● **ROWS**:
- - - -

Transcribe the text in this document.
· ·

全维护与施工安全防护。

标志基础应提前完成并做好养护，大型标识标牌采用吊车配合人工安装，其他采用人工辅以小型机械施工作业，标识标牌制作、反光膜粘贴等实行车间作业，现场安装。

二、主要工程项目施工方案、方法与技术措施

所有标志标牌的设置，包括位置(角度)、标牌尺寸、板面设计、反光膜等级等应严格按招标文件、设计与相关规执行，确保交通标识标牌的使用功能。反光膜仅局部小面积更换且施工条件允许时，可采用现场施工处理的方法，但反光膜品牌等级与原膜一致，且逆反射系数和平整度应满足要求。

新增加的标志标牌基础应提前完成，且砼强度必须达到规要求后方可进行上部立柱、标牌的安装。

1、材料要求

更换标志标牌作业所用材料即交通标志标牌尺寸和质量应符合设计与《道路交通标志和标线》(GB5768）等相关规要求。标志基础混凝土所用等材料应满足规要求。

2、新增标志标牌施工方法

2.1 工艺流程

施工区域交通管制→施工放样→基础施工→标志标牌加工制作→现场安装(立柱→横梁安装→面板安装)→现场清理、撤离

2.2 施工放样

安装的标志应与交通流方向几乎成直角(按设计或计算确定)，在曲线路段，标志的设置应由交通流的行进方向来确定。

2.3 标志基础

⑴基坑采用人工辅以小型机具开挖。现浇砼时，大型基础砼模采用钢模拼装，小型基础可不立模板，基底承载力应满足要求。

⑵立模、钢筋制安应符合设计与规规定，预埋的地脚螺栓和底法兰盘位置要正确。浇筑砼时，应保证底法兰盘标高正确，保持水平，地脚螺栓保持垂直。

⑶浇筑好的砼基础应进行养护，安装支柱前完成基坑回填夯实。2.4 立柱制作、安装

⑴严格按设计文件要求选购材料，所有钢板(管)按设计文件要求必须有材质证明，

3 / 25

- - - -

● **SET PROBLEM**: All of the material must be reproduced exactly.

● **REPLY**:
Transcribe the text in this document.
· ·

全维护与施工安全防护。

标志基础应提前完成并做好养护，大型标识标牌采用吊车配合人工安装，其他采用人工辅以小型机械施工作业，标识标牌制作、反光膜粘贴等实行车间作业，现场安装。

二、主要工程项目施工方案、方法与技术措施

所有标志标牌的设置，包括位置(角度)、标牌尺寸、板面设计、反光膜等级等应严格按招标文件、设计与相关规执行，确保交通标识标牌的使用功能。反光膜仅局部小面积更换且施工条件允许时，可采用现场施工处理的方法，但反光膜品牌等级与原膜一致，且逆反射系数和平整度应满足要求。

新增加的标志标牌基础应提前完成，且砼强度必须达到规要求后方可进行上部立柱、标牌的安装。

1、材料要求

更换标志标牌作业所用材料即交通标志标牌尺寸和质量应符合设计与《道路交通标志和标线》(GB5768）等相关规要求。标志基础混凝土所用等材料应满足规要求。

2、新增标志标牌施工方法

2.1 工艺流程

施工区域交通管制→施工放样→基础施工→标志标牌加工制作→现场安装(立柱→横梁安装→面板安装)→现场清理、撤离

2.2 施工放样

安装的标志应与交通流方向几乎成直角(按设计或计算确定)，在曲线路段，标志的设置应由交通流的行进方向来确定。

2.3 标志基础

⑴基坑采用人工辅以小型机具开挖。现浇砼时，大型基础砼模采用钢模拼装，小型基础可不立模板，基底承载力应满足要求。

⑵立模、钢筋制安应符合设计与规规定，预埋的地脚螺栓和底法兰盘位置要正确。浇筑砼时，应保证底法兰盘标高正确，保持水平，地脚螺栓保持垂直。

⑶浇筑好的砼基础应进行养护，安装支柱前完成基坑回填夯实。2.4 立柱制作、安装

⑴严格按设计文件要求选购材料，所有钢板(管)按设计文件要求必须有材质证明，

3 / 25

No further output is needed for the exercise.